# [WHAT YOU SHOULD DO]
Copy every line of the records below that holds the word "random".

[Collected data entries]
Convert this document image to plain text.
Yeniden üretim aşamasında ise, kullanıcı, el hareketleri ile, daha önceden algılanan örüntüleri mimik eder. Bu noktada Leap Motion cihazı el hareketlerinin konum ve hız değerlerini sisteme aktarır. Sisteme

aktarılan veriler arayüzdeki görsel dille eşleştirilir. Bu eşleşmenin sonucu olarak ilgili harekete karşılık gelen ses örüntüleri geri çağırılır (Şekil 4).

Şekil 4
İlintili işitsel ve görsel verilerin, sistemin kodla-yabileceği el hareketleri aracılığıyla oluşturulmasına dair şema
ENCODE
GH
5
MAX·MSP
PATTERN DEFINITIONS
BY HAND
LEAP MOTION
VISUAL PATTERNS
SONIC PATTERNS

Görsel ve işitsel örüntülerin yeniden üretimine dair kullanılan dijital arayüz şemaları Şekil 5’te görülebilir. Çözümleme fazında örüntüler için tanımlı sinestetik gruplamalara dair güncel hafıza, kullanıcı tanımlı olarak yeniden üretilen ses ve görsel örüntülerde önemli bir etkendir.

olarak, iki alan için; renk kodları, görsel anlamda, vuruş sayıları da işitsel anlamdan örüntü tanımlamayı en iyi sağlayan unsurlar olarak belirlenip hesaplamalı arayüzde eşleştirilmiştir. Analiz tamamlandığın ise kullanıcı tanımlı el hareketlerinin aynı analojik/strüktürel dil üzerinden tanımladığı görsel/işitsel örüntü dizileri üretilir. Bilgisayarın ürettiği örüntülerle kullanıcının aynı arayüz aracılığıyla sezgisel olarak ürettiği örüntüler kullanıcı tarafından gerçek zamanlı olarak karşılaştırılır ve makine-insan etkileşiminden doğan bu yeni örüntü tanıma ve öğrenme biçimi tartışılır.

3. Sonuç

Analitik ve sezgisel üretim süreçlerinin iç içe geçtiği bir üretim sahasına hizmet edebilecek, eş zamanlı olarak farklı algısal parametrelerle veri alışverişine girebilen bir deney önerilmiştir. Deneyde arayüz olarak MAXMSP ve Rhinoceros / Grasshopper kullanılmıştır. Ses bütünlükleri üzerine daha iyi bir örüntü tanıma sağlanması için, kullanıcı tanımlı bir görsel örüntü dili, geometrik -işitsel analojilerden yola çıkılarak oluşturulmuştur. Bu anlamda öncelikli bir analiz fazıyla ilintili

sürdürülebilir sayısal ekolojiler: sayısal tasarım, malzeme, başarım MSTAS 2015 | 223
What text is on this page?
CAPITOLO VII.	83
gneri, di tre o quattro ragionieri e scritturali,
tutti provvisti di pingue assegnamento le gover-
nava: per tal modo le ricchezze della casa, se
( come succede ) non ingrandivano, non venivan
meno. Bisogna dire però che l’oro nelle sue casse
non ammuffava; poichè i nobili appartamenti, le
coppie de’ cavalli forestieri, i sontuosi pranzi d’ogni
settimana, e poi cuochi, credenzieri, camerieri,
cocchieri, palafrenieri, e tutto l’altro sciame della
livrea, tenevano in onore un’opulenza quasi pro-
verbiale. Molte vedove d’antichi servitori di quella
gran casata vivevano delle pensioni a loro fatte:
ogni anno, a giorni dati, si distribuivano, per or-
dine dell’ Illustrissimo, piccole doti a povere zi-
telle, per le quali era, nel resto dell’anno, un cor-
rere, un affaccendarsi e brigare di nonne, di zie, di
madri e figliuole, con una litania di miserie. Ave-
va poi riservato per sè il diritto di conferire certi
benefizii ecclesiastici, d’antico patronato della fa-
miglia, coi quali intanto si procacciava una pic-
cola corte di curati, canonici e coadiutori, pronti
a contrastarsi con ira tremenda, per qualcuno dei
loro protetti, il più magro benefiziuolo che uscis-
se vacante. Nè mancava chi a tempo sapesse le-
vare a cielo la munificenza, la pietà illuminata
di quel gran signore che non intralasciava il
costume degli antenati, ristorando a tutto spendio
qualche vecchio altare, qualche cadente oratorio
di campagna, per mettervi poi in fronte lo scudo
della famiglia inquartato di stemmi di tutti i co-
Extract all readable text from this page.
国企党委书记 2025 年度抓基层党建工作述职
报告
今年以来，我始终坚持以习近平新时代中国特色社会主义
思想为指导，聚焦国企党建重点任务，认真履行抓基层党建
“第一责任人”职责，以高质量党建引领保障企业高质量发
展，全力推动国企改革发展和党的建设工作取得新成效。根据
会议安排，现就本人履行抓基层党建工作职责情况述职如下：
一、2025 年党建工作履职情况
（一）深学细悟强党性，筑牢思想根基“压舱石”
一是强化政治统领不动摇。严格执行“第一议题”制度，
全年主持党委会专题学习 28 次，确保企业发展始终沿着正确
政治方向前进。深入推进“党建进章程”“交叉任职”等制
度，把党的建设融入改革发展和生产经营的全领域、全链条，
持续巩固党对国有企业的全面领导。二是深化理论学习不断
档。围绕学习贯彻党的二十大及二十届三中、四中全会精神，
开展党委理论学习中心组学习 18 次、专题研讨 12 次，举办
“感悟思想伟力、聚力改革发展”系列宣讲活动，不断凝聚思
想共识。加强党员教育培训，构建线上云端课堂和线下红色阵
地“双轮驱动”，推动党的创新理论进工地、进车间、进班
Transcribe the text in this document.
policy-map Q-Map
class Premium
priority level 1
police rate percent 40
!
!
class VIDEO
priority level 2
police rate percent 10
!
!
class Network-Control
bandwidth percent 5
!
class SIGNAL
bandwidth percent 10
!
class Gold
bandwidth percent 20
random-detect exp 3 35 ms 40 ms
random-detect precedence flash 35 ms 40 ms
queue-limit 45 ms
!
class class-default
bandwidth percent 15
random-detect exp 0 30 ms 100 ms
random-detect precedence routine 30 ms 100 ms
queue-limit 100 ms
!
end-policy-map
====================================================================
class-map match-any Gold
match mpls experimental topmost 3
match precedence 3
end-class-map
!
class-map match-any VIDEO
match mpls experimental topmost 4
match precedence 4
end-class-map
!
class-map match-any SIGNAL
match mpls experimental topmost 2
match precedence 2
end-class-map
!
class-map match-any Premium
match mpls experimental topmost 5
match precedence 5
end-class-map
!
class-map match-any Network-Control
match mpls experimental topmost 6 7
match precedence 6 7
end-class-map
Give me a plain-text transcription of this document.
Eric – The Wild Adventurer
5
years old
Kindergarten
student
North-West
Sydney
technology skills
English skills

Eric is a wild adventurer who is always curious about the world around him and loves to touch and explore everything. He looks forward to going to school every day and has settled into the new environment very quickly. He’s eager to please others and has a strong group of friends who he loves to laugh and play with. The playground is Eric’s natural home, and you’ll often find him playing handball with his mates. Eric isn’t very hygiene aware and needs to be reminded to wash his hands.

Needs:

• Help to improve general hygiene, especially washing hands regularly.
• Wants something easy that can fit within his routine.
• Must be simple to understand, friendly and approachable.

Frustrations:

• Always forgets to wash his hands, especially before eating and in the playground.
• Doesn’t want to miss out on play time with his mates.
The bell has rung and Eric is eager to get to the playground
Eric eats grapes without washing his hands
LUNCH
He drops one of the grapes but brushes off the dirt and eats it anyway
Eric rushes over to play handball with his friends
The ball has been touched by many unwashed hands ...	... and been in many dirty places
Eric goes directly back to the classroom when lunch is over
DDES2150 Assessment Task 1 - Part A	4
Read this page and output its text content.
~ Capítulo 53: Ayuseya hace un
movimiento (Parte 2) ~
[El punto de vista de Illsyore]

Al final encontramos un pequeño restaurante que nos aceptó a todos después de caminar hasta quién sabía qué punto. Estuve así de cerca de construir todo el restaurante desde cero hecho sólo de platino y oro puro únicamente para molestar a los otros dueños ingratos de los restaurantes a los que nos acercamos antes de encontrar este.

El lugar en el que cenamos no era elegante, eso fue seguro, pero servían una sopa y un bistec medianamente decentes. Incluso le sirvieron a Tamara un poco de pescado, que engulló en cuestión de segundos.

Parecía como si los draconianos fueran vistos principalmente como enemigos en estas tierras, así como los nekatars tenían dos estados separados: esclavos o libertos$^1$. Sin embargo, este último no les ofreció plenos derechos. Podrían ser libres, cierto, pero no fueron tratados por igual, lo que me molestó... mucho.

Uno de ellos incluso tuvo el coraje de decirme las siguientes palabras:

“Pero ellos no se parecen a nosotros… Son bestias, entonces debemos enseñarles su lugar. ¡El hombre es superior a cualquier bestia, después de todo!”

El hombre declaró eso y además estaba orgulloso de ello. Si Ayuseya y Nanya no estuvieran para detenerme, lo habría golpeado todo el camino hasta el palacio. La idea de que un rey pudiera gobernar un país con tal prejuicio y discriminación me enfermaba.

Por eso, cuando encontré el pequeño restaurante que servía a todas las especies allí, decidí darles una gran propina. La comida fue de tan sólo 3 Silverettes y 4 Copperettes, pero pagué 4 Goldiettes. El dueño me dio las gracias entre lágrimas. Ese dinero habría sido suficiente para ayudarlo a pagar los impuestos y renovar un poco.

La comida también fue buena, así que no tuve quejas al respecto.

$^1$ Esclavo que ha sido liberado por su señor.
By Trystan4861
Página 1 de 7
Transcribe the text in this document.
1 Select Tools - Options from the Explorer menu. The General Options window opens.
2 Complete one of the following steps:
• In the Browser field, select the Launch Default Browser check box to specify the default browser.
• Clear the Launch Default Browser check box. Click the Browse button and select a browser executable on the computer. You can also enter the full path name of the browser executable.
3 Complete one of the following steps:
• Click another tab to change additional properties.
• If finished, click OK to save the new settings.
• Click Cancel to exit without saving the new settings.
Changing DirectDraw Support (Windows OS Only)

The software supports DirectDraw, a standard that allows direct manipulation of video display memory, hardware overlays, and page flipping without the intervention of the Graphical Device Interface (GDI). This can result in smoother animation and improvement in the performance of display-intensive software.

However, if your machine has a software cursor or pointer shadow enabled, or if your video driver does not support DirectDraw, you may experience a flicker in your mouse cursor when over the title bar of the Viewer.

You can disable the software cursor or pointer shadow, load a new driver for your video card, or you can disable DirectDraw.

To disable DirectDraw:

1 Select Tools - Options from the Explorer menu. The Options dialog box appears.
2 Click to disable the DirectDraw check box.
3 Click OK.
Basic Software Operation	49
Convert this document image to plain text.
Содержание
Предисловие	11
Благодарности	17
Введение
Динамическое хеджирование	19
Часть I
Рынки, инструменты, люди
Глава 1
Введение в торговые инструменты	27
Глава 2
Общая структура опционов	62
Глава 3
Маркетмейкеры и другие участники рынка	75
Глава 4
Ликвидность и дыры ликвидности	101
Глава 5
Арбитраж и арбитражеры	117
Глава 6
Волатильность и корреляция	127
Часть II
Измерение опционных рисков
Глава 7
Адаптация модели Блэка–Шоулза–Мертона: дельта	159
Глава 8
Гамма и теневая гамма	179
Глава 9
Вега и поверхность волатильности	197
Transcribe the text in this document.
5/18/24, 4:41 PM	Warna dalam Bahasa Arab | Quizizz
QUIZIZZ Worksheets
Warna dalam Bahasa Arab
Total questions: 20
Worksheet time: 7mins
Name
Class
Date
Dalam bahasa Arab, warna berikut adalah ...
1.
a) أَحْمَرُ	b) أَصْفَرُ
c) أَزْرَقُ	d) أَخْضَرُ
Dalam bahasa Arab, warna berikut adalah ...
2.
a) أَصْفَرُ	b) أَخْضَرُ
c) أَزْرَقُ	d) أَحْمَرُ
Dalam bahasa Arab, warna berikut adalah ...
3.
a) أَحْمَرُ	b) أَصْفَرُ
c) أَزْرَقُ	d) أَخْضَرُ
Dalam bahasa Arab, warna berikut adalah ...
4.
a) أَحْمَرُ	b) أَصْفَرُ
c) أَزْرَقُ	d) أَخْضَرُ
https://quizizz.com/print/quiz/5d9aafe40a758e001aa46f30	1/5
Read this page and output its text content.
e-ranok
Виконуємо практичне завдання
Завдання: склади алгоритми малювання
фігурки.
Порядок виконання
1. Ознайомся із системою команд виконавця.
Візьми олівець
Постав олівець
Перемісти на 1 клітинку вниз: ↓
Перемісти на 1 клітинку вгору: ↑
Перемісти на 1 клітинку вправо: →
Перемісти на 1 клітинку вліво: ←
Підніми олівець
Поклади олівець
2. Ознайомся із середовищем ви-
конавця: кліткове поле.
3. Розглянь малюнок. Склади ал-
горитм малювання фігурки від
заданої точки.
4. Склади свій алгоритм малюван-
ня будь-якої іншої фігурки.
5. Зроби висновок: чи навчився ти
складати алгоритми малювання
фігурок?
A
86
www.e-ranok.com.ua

# [WORKED SOLUTION]
random-detect exp 3 35 ms 40 ms
random-detect precedence flash 35 ms 40 ms
random-detect exp 0 30 ms 100 ms
random-detect precedence routine 30 ms 100 ms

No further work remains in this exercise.